Exercise → Within the data below, state how many lines contain the string "marker". Provide the number only.
#####
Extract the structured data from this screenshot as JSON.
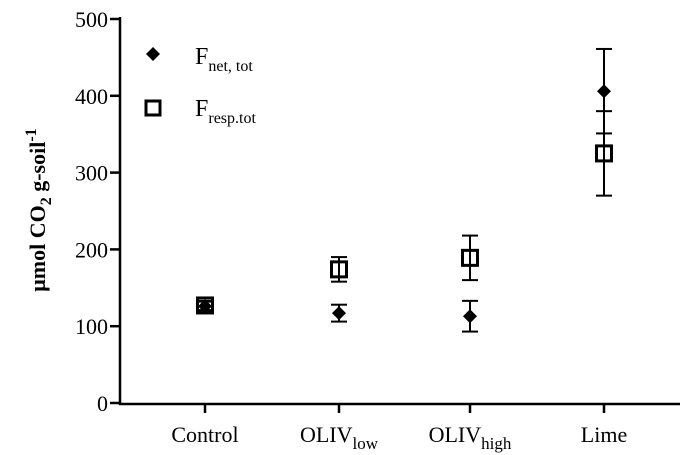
{
  "chart_data": {
    "type": "scatter",
    "xlabel": "",
    "ylabel": {
      "parts": [
        {
          "text": "μmol CO",
          "style": "normal"
        },
        {
          "text": "2",
          "style": "sub"
        },
        {
          "text": " g-soil",
          "style": "normal"
        },
        {
          "text": "-1",
          "style": "sup"
        }
      ]
    },
    "ylim": [
      0,
      500
    ],
    "yticks": [
      "0",
      "100",
      "200",
      "300",
      "400",
      "500"
    ],
    "categories": [
      {
        "main": "Control",
        "sub": ""
      },
      {
        "main": "OLIV",
        "sub": "low"
      },
      {
        "main": "OLIV",
        "sub": "high"
      },
      {
        "main": "Lime",
        "sub": ""
      }
    ],
    "series": [
      {
        "name": {
          "main": "F",
          "sub": "net, tot"
        },
        "marker": "filled-diamond",
        "color": "#000000",
        "values": [
          126,
          117,
          113,
          406
        ],
        "errors": [
          6,
          11,
          20,
          55
        ]
      },
      {
        "name": {
          "main": "F",
          "sub": "resp.tot"
        },
        "marker": "open-square",
        "color": "#000000",
        "values": [
          127,
          174,
          189,
          325
        ],
        "errors": [
          6,
          16,
          29,
          55
        ]
      }
    ],
    "legend": "top-left",
    "grid": false
  }
}
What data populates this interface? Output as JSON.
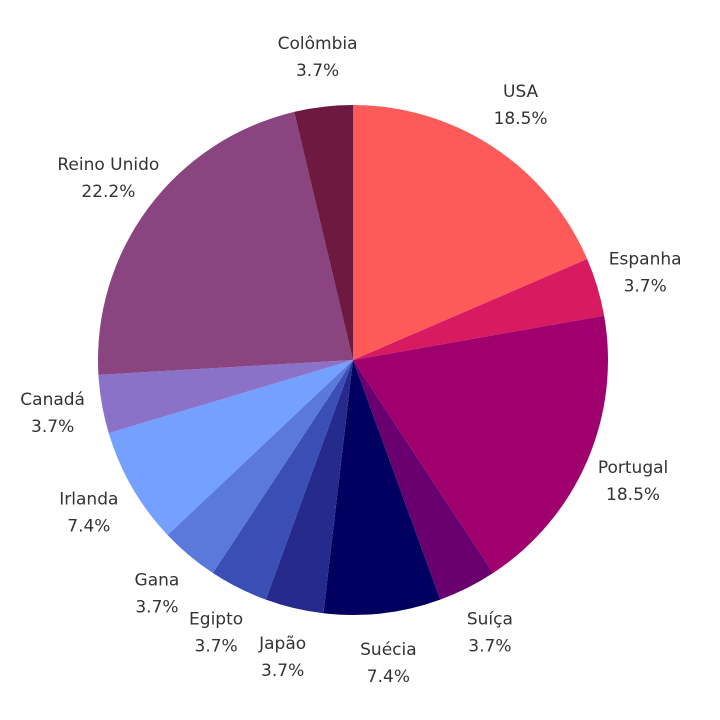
{
  "chart_data": {
    "type": "pie",
    "categories": [
      "USA",
      "Espanha",
      "Portugal",
      "Suíça",
      "Suécia",
      "Japão",
      "Egipto",
      "Gana",
      "Irlanda",
      "Canadá",
      "Reino Unido",
      "Colômbia"
    ],
    "values": [
      18.5,
      3.7,
      18.5,
      3.7,
      7.4,
      3.7,
      3.7,
      3.7,
      7.4,
      3.7,
      22.2,
      3.7
    ],
    "value_labels": [
      "18.5%",
      "3.7%",
      "18.5%",
      "3.7%",
      "7.4%",
      "3.7%",
      "3.7%",
      "3.7%",
      "7.4%",
      "3.7%",
      "22.2%",
      "3.7%"
    ],
    "colors": [
      "#ff5a5a",
      "#d81b60",
      "#a0006e",
      "#6a0070",
      "#000060",
      "#262a8c",
      "#3a4eb6",
      "#5a79da",
      "#74a0ff",
      "#8b72c9",
      "#8a4480",
      "#6e1a40"
    ]
  }
}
#####
Expected output → 2